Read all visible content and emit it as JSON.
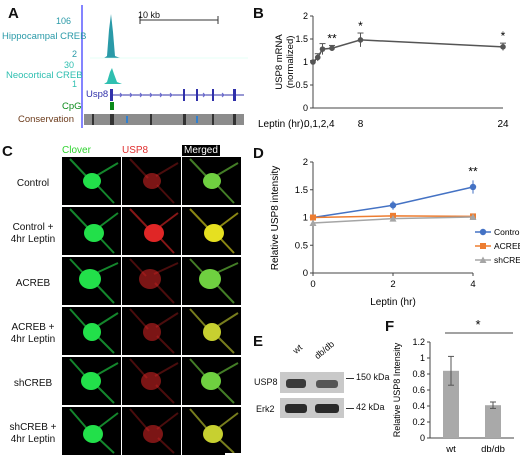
{
  "panels": {
    "A": {
      "label": "A",
      "scale_bar": "10 kb",
      "tracks": [
        {
          "name": "Hippocampal CREB",
          "max": "106",
          "min": "2",
          "color": "#2a9aa8"
        },
        {
          "name": "Neocortical CREB",
          "max": "30",
          "min": "1",
          "color": "#2fbfb0"
        }
      ],
      "gene": "Usp8",
      "cpg": "CpG",
      "conservation": "Conservation"
    },
    "B": {
      "label": "B"
    },
    "C": {
      "label": "C",
      "columns": [
        "Clover",
        "USP8",
        "Merged"
      ],
      "rows": [
        "Control",
        "Control +\n4hr Leptin",
        "ACREB",
        "ACREB +\n4hr Leptin",
        "shCREB",
        "shCREB +\n4hr Leptin"
      ]
    },
    "D": {
      "label": "D"
    },
    "E": {
      "label": "E",
      "lanes": [
        "wt",
        "db/db"
      ],
      "bands": [
        {
          "name": "USP8",
          "size": "150 kDa"
        },
        {
          "name": "Erk2",
          "size": "42 kDa"
        }
      ]
    },
    "F": {
      "label": "F"
    }
  },
  "chart_data": [
    {
      "panel": "B",
      "type": "line",
      "xlabel": "Leptin (hr):",
      "x_tick_labels": [
        "0,1,2,4",
        "8",
        "24"
      ],
      "ylabel": "USP8 mRNA\n(normalized)",
      "ylim": [
        0,
        2
      ],
      "yticks": [
        0,
        0.5,
        1,
        1.5,
        2
      ],
      "x": [
        0,
        1,
        2,
        4,
        8,
        24
      ],
      "x_display_positions": [
        0,
        0.6,
        1.2,
        2.4,
        6,
        24
      ],
      "values": [
        1.0,
        1.1,
        1.28,
        1.3,
        1.48,
        1.33
      ],
      "errors": [
        0.03,
        0.08,
        0.12,
        0.06,
        0.15,
        0.08
      ],
      "annotations": [
        "",
        "",
        "",
        "**",
        "*",
        "*"
      ],
      "color": "#555555"
    },
    {
      "panel": "D",
      "type": "line",
      "xlabel": "Leptin (hr)",
      "ylabel": "Relative USP8 intensity",
      "xlim": [
        0,
        4
      ],
      "ylim": [
        0,
        2
      ],
      "xticks": [
        0,
        2,
        4
      ],
      "yticks": [
        0,
        0.5,
        1,
        1.5,
        2
      ],
      "x": [
        0,
        2,
        4
      ],
      "legend_position": "right",
      "series": [
        {
          "name": "Control",
          "values": [
            1.0,
            1.22,
            1.55
          ],
          "errors": [
            0.05,
            0.08,
            0.12
          ],
          "color": "#4472c4",
          "marker": "circle"
        },
        {
          "name": "ACREB",
          "values": [
            1.0,
            1.03,
            1.02
          ],
          "errors": [
            0.03,
            0.04,
            0.03
          ],
          "color": "#ed7d31",
          "marker": "square"
        },
        {
          "name": "shCREB",
          "values": [
            0.9,
            0.98,
            1.01
          ],
          "errors": [
            0.03,
            0.03,
            0.03
          ],
          "color": "#a5a5a5",
          "marker": "triangle"
        }
      ],
      "annotations": [
        {
          "x": 4,
          "text": "**"
        }
      ]
    },
    {
      "panel": "F",
      "type": "bar",
      "categories": [
        "wt",
        "db/db"
      ],
      "values": [
        0.84,
        0.41
      ],
      "errors": [
        0.18,
        0.04
      ],
      "ylabel": "Relative USP8 Intensity",
      "ylim": [
        0,
        1.2
      ],
      "yticks": [
        0,
        0.2,
        0.4,
        0.6,
        0.8,
        1,
        1.2
      ],
      "significance": "*",
      "color": "#a9a9a9"
    }
  ]
}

Activity: Print the whole listing above once more, word for word, without its pictures.

Final answer:
Read all visible content and emit it as JSON.
{
  "panels": {
    "A": {
      "label": "A",
      "scale_bar": "10 kb",
      "tracks": [
        {
          "name": "Hippocampal CREB",
          "max": "106",
          "min": "2",
          "color": "#2a9aa8"
        },
        {
          "name": "Neocortical CREB",
          "max": "30",
          "min": "1",
          "color": "#2fbfb0"
        }
      ],
      "gene": "Usp8",
      "cpg": "CpG",
      "conservation": "Conservation"
    },
    "B": {
      "label": "B"
    },
    "C": {
      "label": "C",
      "columns": [
        "Clover",
        "USP8",
        "Merged"
      ],
      "rows": [
        "Control",
        "Control +\n4hr Leptin",
        "ACREB",
        "ACREB +\n4hr Leptin",
        "shCREB",
        "shCREB +\n4hr Leptin"
      ]
    },
    "D": {
      "label": "D"
    },
    "E": {
      "label": "E",
      "lanes": [
        "wt",
        "db/db"
      ],
      "bands": [
        {
          "name": "USP8",
          "size": "150 kDa"
        },
        {
          "name": "Erk2",
          "size": "42 kDa"
        }
      ]
    },
    "F": {
      "label": "F"
    }
  },
  "chart_data": [
    {
      "panel": "B",
      "type": "line",
      "xlabel": "Leptin (hr):",
      "x_tick_labels": [
        "0,1,2,4",
        "8",
        "24"
      ],
      "ylabel": "USP8 mRNA\n(normalized)",
      "ylim": [
        0,
        2
      ],
      "yticks": [
        0,
        0.5,
        1,
        1.5,
        2
      ],
      "x": [
        0,
        1,
        2,
        4,
        8,
        24
      ],
      "x_display_positions": [
        0,
        0.6,
        1.2,
        2.4,
        6,
        24
      ],
      "values": [
        1.0,
        1.1,
        1.28,
        1.3,
        1.48,
        1.33
      ],
      "errors": [
        0.03,
        0.08,
        0.12,
        0.06,
        0.15,
        0.08
      ],
      "annotations": [
        "",
        "",
        "",
        "**",
        "*",
        "*"
      ],
      "color": "#555555"
    },
    {
      "panel": "D",
      "type": "line",
      "xlabel": "Leptin (hr)",
      "ylabel": "Relative USP8 intensity",
      "xlim": [
        0,
        4
      ],
      "ylim": [
        0,
        2
      ],
      "xticks": [
        0,
        2,
        4
      ],
      "yticks": [
        0,
        0.5,
        1,
        1.5,
        2
      ],
      "x": [
        0,
        2,
        4
      ],
      "legend_position": "right",
      "series": [
        {
          "name": "Control",
          "values": [
            1.0,
            1.22,
            1.55
          ],
          "errors": [
            0.05,
            0.08,
            0.12
          ],
          "color": "#4472c4",
          "marker": "circle"
        },
        {
          "name": "ACREB",
          "values": [
            1.0,
            1.03,
            1.02
          ],
          "errors": [
            0.03,
            0.04,
            0.03
          ],
          "color": "#ed7d31",
          "marker": "square"
        },
        {
          "name": "shCREB",
          "values": [
            0.9,
            0.98,
            1.01
          ],
          "errors": [
            0.03,
            0.03,
            0.03
          ],
          "color": "#a5a5a5",
          "marker": "triangle"
        }
      ],
      "annotations": [
        {
          "x": 4,
          "text": "**"
        }
      ]
    },
    {
      "panel": "F",
      "type": "bar",
      "categories": [
        "wt",
        "db/db"
      ],
      "values": [
        0.84,
        0.41
      ],
      "errors": [
        0.18,
        0.04
      ],
      "ylabel": "Relative USP8 Intensity",
      "ylim": [
        0,
        1.2
      ],
      "yticks": [
        0,
        0.2,
        0.4,
        0.6,
        0.8,
        1,
        1.2
      ],
      "significance": "*",
      "color": "#a9a9a9"
    }
  ]
}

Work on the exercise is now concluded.